▸ GOAL
Write out the material exactly, with the pictures left out.

* begin DATA EXTRACT *

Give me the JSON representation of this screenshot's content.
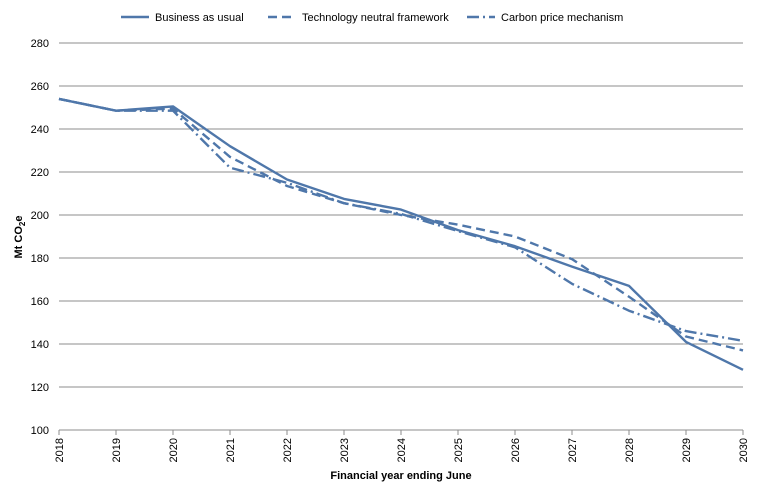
{
  "chart_data": {
    "type": "line",
    "title": "",
    "xlabel": "Financial year ending June",
    "ylabel": "Mt CO2e",
    "ylabel_parts": {
      "main": "Mt CO",
      "sub": "2",
      "suffix": "e"
    },
    "ylim": [
      100,
      280
    ],
    "ytick_step": 20,
    "yticks": [
      "100",
      "120",
      "140",
      "160",
      "180",
      "200",
      "220",
      "240",
      "260",
      "280"
    ],
    "categories": [
      "2018",
      "2019",
      "2020",
      "2021",
      "2022",
      "2023",
      "2024",
      "2025",
      "2026",
      "2027",
      "2028",
      "2029",
      "2030"
    ],
    "grid": true,
    "legend_position": "top",
    "series": [
      {
        "name": "Business as usual",
        "style": "solid",
        "color": "#4f77aa",
        "values": [
          254,
          248.5,
          250.5,
          232,
          216.5,
          207.5,
          202.5,
          193,
          185.5,
          176,
          167,
          141,
          128
        ]
      },
      {
        "name": "Technology neutral framework",
        "style": "dash",
        "color": "#4f77aa",
        "values": [
          254,
          248.5,
          249.5,
          227,
          213.5,
          205.5,
          200,
          195.5,
          190,
          179.5,
          162,
          143.5,
          137
        ]
      },
      {
        "name": "Carbon price mechanism",
        "style": "dashdot",
        "color": "#4f77aa",
        "values": [
          254,
          248.5,
          248.5,
          222,
          215,
          205.5,
          200.5,
          192.5,
          185,
          168,
          155.5,
          146,
          141.5
        ]
      }
    ]
  }
}
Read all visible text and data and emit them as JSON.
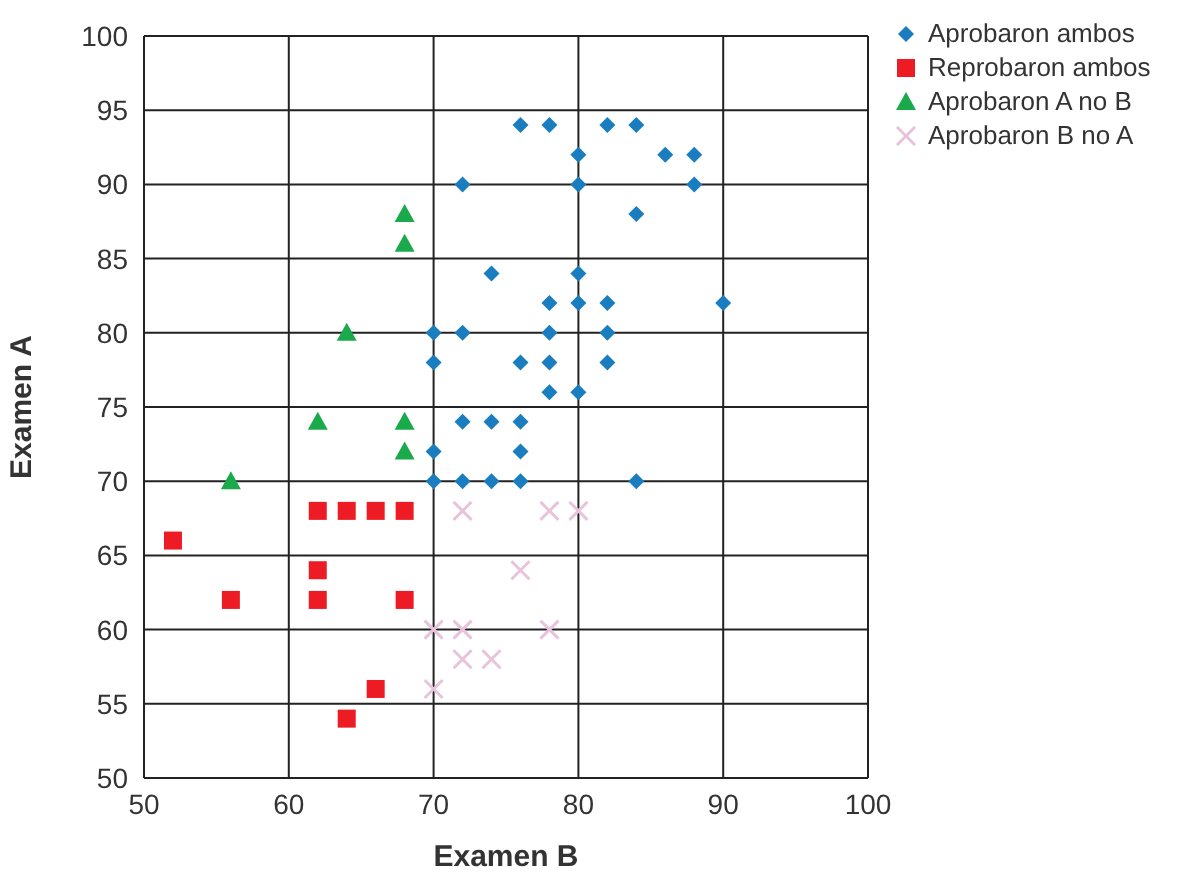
{
  "chart_data": {
    "type": "scatter",
    "xlabel": "Examen B",
    "ylabel": "Examen A",
    "xlim": [
      50,
      100
    ],
    "ylim": [
      50,
      100
    ],
    "xticks": [
      50,
      60,
      70,
      80,
      90,
      100
    ],
    "yticks": [
      50,
      55,
      60,
      65,
      70,
      75,
      80,
      85,
      90,
      95,
      100
    ],
    "grid": true,
    "legend": "right",
    "series": [
      {
        "name": "Aprobaron ambos",
        "color": "#1a7dc0",
        "marker": "diamond",
        "x": [
          76,
          78,
          82,
          84,
          80,
          86,
          88,
          72,
          80,
          88,
          84,
          74,
          80,
          78,
          80,
          82,
          90,
          70,
          72,
          78,
          82,
          70,
          76,
          78,
          82,
          78,
          80,
          72,
          74,
          76,
          70,
          76,
          70,
          72,
          74,
          76,
          84
        ],
        "values": [
          94,
          94,
          94,
          94,
          92,
          92,
          92,
          90,
          90,
          90,
          88,
          84,
          84,
          82,
          82,
          82,
          82,
          80,
          80,
          80,
          80,
          78,
          78,
          78,
          78,
          76,
          76,
          74,
          74,
          74,
          72,
          72,
          70,
          70,
          70,
          70,
          70
        ]
      },
      {
        "name": "Reprobaron ambos",
        "color": "#ed1c24",
        "marker": "square",
        "x": [
          62,
          64,
          66,
          68,
          52,
          62,
          56,
          62,
          68,
          66,
          64
        ],
        "values": [
          68,
          68,
          68,
          68,
          66,
          64,
          62,
          62,
          62,
          56,
          54
        ]
      },
      {
        "name": "Aprobaron A no B",
        "color": "#1aaa4b",
        "marker": "triangle",
        "x": [
          68,
          68,
          64,
          62,
          68,
          68,
          56
        ],
        "values": [
          88,
          86,
          80,
          74,
          74,
          72,
          70
        ]
      },
      {
        "name": "Aprobaron B no A",
        "color": "#e8c4dc",
        "marker": "cross",
        "x": [
          72,
          78,
          80,
          76,
          70,
          72,
          78,
          72,
          74,
          70
        ],
        "values": [
          68,
          68,
          68,
          64,
          60,
          60,
          60,
          58,
          58,
          56
        ]
      }
    ]
  }
}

* end DATA EXTRACT *

▸ SOLUTION TO THE EXERCISE
Give me the JSON representation of this screenshot's content.
{
  "chart_data": {
    "type": "line",
    "title": "",
    "xlabel": "Financial year ending June",
    "ylabel": "Mt CO2e",
    "ylabel_parts": {
      "main": "Mt CO",
      "sub": "2",
      "suffix": "e"
    },
    "ylim": [
      100,
      280
    ],
    "ytick_step": 20,
    "yticks": [
      "100",
      "120",
      "140",
      "160",
      "180",
      "200",
      "220",
      "240",
      "260",
      "280"
    ],
    "categories": [
      "2018",
      "2019",
      "2020",
      "2021",
      "2022",
      "2023",
      "2024",
      "2025",
      "2026",
      "2027",
      "2028",
      "2029",
      "2030"
    ],
    "grid": true,
    "legend_position": "top",
    "series": [
      {
        "name": "Business as usual",
        "style": "solid",
        "color": "#4f77aa",
        "values": [
          254,
          248.5,
          250.5,
          232,
          216.5,
          207.5,
          202.5,
          193,
          185.5,
          176,
          167,
          141,
          128
        ]
      },
      {
        "name": "Technology neutral framework",
        "style": "dash",
        "color": "#4f77aa",
        "values": [
          254,
          248.5,
          249.5,
          227,
          213.5,
          205.5,
          200,
          195.5,
          190,
          179.5,
          162,
          143.5,
          137
        ]
      },
      {
        "name": "Carbon price mechanism",
        "style": "dashdot",
        "color": "#4f77aa",
        "values": [
          254,
          248.5,
          248.5,
          222,
          215,
          205.5,
          200.5,
          192.5,
          185,
          168,
          155.5,
          146,
          141.5
        ]
      }
    ]
  }
}
Read all visible text and data and emit them as JSON.
{
  "chart_data": {
    "type": "scatter",
    "xlabel": "Examen B",
    "ylabel": "Examen A",
    "xlim": [
      50,
      100
    ],
    "ylim": [
      50,
      100
    ],
    "xticks": [
      50,
      60,
      70,
      80,
      90,
      100
    ],
    "yticks": [
      50,
      55,
      60,
      65,
      70,
      75,
      80,
      85,
      90,
      95,
      100
    ],
    "grid": true,
    "legend": "right",
    "series": [
      {
        "name": "Aprobaron ambos",
        "color": "#1a7dc0",
        "marker": "diamond",
        "x": [
          76,
          78,
          82,
          84,
          80,
          86,
          88,
          72,
          80,
          88,
          84,
          74,
          80,
          78,
          80,
          82,
          90,
          70,
          72,
          78,
          82,
          70,
          76,
          78,
          82,
          78,
          80,
          72,
          74,
          76,
          70,
          76,
          70,
          72,
          74,
          76,
          84
        ],
        "values": [
          94,
          94,
          94,
          94,
          92,
          92,
          92,
          90,
          90,
          90,
          88,
          84,
          84,
          82,
          82,
          82,
          82,
          80,
          80,
          80,
          80,
          78,
          78,
          78,
          78,
          76,
          76,
          74,
          74,
          74,
          72,
          72,
          70,
          70,
          70,
          70,
          70
        ]
      },
      {
        "name": "Reprobaron ambos",
        "color": "#ed1c24",
        "marker": "square",
        "x": [
          62,
          64,
          66,
          68,
          52,
          62,
          56,
          62,
          68,
          66,
          64
        ],
        "values": [
          68,
          68,
          68,
          68,
          66,
          64,
          62,
          62,
          62,
          56,
          54
        ]
      },
      {
        "name": "Aprobaron A no B",
        "color": "#1aaa4b",
        "marker": "triangle",
        "x": [
          68,
          68,
          64,
          62,
          68,
          68,
          56
        ],
        "values": [
          88,
          86,
          80,
          74,
          74,
          72,
          70
        ]
      },
      {
        "name": "Aprobaron B no A",
        "color": "#e8c4dc",
        "marker": "cross",
        "x": [
          72,
          78,
          80,
          76,
          70,
          72,
          78,
          72,
          74,
          70
        ],
        "values": [
          68,
          68,
          68,
          64,
          60,
          60,
          60,
          58,
          58,
          56
        ]
      }
    ]
  }
}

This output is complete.